═══ RECORDS SUPPLIED
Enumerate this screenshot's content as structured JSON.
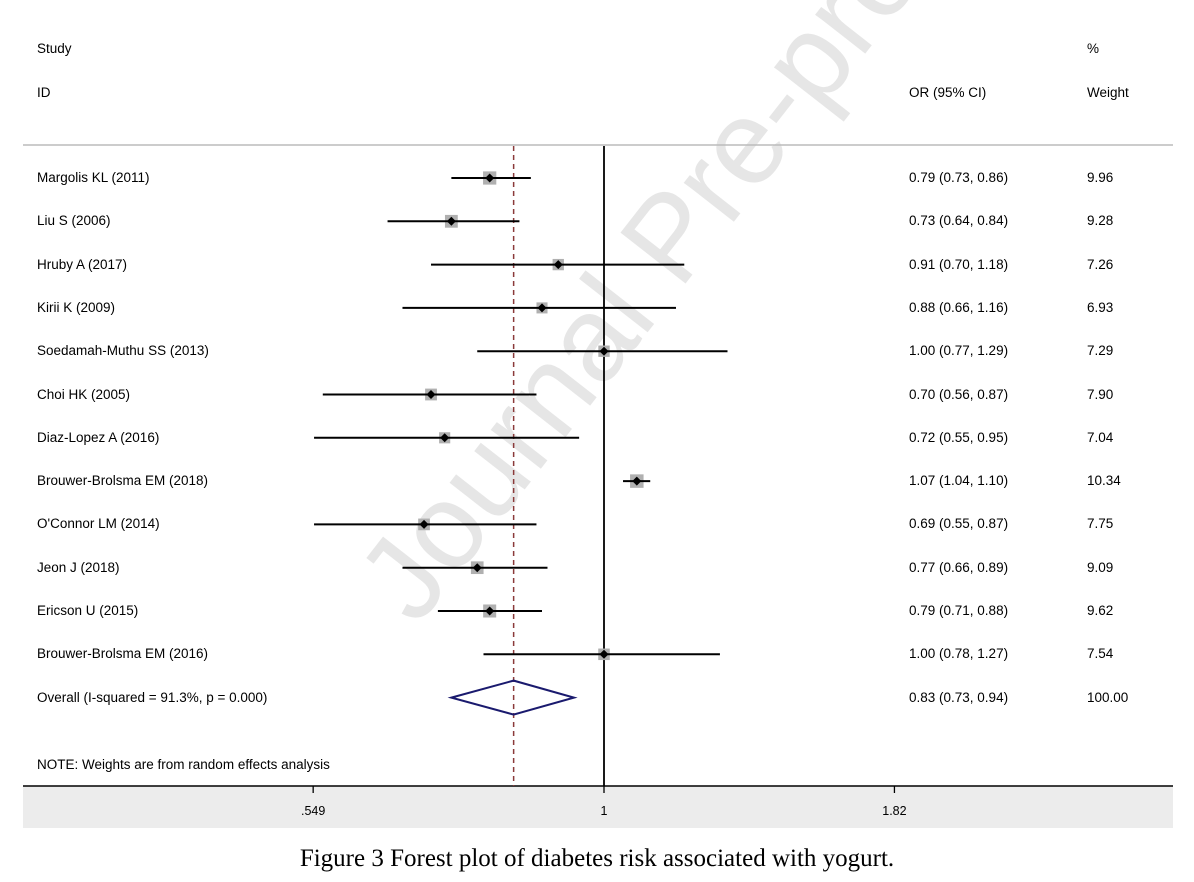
{
  "header": {
    "study_line1": "Study",
    "study_line2": "ID",
    "or_header": "OR (95% CI)",
    "weight_line1": "%",
    "weight_line2": "Weight"
  },
  "note": "NOTE: Weights are from random effects analysis",
  "caption": "Figure 3 Forest plot of diabetes risk associated with yogurt.",
  "watermark": "Journal Pre-proof",
  "colors": {
    "ci_line": "#000000",
    "weight_box": "#b0b0b0",
    "null_line": "#000000",
    "pooled_line": "#8b3a3a",
    "diamond": "#1a1a6e",
    "axis_band": "#ececec"
  },
  "chart_data": {
    "type": "forest",
    "x_scale": "log",
    "xlim": [
      0.5,
      2.0
    ],
    "null_value": 1,
    "x_ticks": [
      {
        "value": 0.549,
        "label": ".549"
      },
      {
        "value": 1,
        "label": "1"
      },
      {
        "value": 1.82,
        "label": "1.82"
      }
    ],
    "studies": [
      {
        "name": "Margolis KL (2011)",
        "or": 0.79,
        "lo": 0.73,
        "hi": 0.86,
        "label": "0.79 (0.73, 0.86)",
        "weight": 9.96,
        "weight_label": "9.96"
      },
      {
        "name": "Liu S (2006)",
        "or": 0.73,
        "lo": 0.64,
        "hi": 0.84,
        "label": "0.73 (0.64, 0.84)",
        "weight": 9.28,
        "weight_label": "9.28"
      },
      {
        "name": "Hruby A (2017)",
        "or": 0.91,
        "lo": 0.7,
        "hi": 1.18,
        "label": "0.91 (0.70, 1.18)",
        "weight": 7.26,
        "weight_label": "7.26"
      },
      {
        "name": "Kirii K (2009)",
        "or": 0.88,
        "lo": 0.66,
        "hi": 1.16,
        "label": "0.88 (0.66, 1.16)",
        "weight": 6.93,
        "weight_label": "6.93"
      },
      {
        "name": "Soedamah-Muthu SS (2013)",
        "or": 1.0,
        "lo": 0.77,
        "hi": 1.29,
        "label": "1.00 (0.77, 1.29)",
        "weight": 7.29,
        "weight_label": "7.29"
      },
      {
        "name": "Choi HK (2005)",
        "or": 0.7,
        "lo": 0.56,
        "hi": 0.87,
        "label": "0.70 (0.56, 0.87)",
        "weight": 7.9,
        "weight_label": "7.90"
      },
      {
        "name": "Diaz-Lopez A (2016)",
        "or": 0.72,
        "lo": 0.55,
        "hi": 0.95,
        "label": "0.72 (0.55, 0.95)",
        "weight": 7.04,
        "weight_label": "7.04"
      },
      {
        "name": "Brouwer-Brolsma EM (2018)",
        "or": 1.07,
        "lo": 1.04,
        "hi": 1.1,
        "label": "1.07 (1.04, 1.10)",
        "weight": 10.34,
        "weight_label": "10.34"
      },
      {
        "name": "O'Connor LM (2014)",
        "or": 0.69,
        "lo": 0.55,
        "hi": 0.87,
        "label": "0.69 (0.55, 0.87)",
        "weight": 7.75,
        "weight_label": "7.75"
      },
      {
        "name": "Jeon J (2018)",
        "or": 0.77,
        "lo": 0.66,
        "hi": 0.89,
        "label": "0.77 (0.66, 0.89)",
        "weight": 9.09,
        "weight_label": "9.09"
      },
      {
        "name": "Ericson U (2015)",
        "or": 0.79,
        "lo": 0.71,
        "hi": 0.88,
        "label": "0.79 (0.71, 0.88)",
        "weight": 9.62,
        "weight_label": "9.62"
      },
      {
        "name": "Brouwer-Brolsma EM (2016)",
        "or": 1.0,
        "lo": 0.78,
        "hi": 1.27,
        "label": "1.00 (0.78, 1.27)",
        "weight": 7.54,
        "weight_label": "7.54"
      }
    ],
    "overall": {
      "name": "Overall  (I-squared = 91.3%, p = 0.000)",
      "or": 0.83,
      "lo": 0.73,
      "hi": 0.94,
      "label": "0.83 (0.73, 0.94)",
      "weight_label": "100.00"
    }
  }
}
══════
| EXERCISE PROMPT |
Look through the listing and extract every line with "Brolsma" in it.

| FINAL ANSWER |
        "name": "Brouwer-Brolsma EM (2018)",
        "name": "Brouwer-Brolsma EM (2016)",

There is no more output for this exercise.